PASSAGE TO READ -
____________

“Energy is the only universal currency; one of its many forms must be transformed to get anything done.” –Vaclav Smil.
For years, we thought AI was software—an abstraction floating above the physical world. Write the code, design better models, fabricate more advanced processors, and watch the transformation unfold. The capital was there. The talent was there. The so-called Magnificent Seven are spending on an epic scale to build it. Genius and money, however, are not enough. The constraint is power.
The scale of that constraint is no longer theoretical. Reuters recently reported that “some of the largest sites require over a gigawatt of continuous power, equivalent to the consumption of hundreds of thousands of homes”. A single AI campus can now draw as much electricity as a mid-sized city. In grid-planning terms, that is the output of a full-scale power plant serving a single customer.
Historically, utilities treated data centers as incremental load additions, folded into long-range forecasts. That approach no longer holds. In its 2026 Load Forecast Report, PJM projects “net energy load growth averaging 5.3% per year over the next 10 years”. For a mature electricity market covering 13 states and Washington, D.C., sustained growth at that rate represents structural acceleration rather than cyclical volatility.
Grid operators are explicit about the pressure. Reuters notes that “PJM Interconnection and ERCOT, two major U.S. grid operators, warn of imminent shortfalls and excessive connection requests”. The interconnection queue has become a strategic chokepoint. Data centers can be financed in months; transmission upgrades and substation expansions take years.

____________

DATASET ROWS -
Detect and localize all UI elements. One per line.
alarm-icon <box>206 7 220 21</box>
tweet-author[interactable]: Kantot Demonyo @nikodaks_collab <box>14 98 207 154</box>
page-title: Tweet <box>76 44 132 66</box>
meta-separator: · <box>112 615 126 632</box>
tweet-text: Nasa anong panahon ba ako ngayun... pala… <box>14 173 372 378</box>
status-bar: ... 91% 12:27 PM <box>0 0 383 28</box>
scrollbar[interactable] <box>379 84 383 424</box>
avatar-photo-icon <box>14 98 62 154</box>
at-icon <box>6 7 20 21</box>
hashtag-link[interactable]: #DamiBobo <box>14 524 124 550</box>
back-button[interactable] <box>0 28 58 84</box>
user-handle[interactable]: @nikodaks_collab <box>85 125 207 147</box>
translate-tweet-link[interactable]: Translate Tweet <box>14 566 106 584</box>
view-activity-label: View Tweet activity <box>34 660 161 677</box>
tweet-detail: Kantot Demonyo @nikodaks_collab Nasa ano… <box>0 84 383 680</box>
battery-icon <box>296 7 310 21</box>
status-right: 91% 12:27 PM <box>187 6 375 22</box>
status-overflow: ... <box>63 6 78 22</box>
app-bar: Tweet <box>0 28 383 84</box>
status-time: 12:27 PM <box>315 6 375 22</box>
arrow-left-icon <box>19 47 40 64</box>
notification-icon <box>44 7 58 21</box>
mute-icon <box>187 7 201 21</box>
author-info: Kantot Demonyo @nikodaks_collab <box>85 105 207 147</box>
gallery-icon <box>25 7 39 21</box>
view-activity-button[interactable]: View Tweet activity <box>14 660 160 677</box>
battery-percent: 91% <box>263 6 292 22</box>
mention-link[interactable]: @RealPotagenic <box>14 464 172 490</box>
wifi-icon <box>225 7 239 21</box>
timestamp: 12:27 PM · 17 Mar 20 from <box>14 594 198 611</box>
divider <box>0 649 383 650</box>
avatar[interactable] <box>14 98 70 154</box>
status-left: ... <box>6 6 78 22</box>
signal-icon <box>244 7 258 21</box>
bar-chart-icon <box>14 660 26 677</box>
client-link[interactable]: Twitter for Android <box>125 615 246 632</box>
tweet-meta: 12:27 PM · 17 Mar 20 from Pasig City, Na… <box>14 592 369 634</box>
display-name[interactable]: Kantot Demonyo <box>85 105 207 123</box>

____________

AIM - Please write out the passage on AI's power constraint between "The scale of" and "than cyclical volatility.", inclusive.

TASK OUTPUT -
The scale of that constraint is no longer theoretical. Reuters recently reported that “some of the largest sites require over a gigawatt of continuous power, equivalent to the consumption of hundreds of thousands of homes”. A single AI campus can now draw as much electricity as a mid-sized city. In grid-planning terms, that is the output of a full-scale power plant serving a single customer.
Historically, utilities treated data centers as incremental load additions, folded into long-range forecasts. That approach no longer holds. In its 2026 Load Forecast Report, PJM projects “net energy load growth averaging 5.3% per year over the next 10 years”. For a mature electricity market covering 13 states and Washington, D.C., sustained growth at that rate represents structural acceleration rather than cyclical volatility.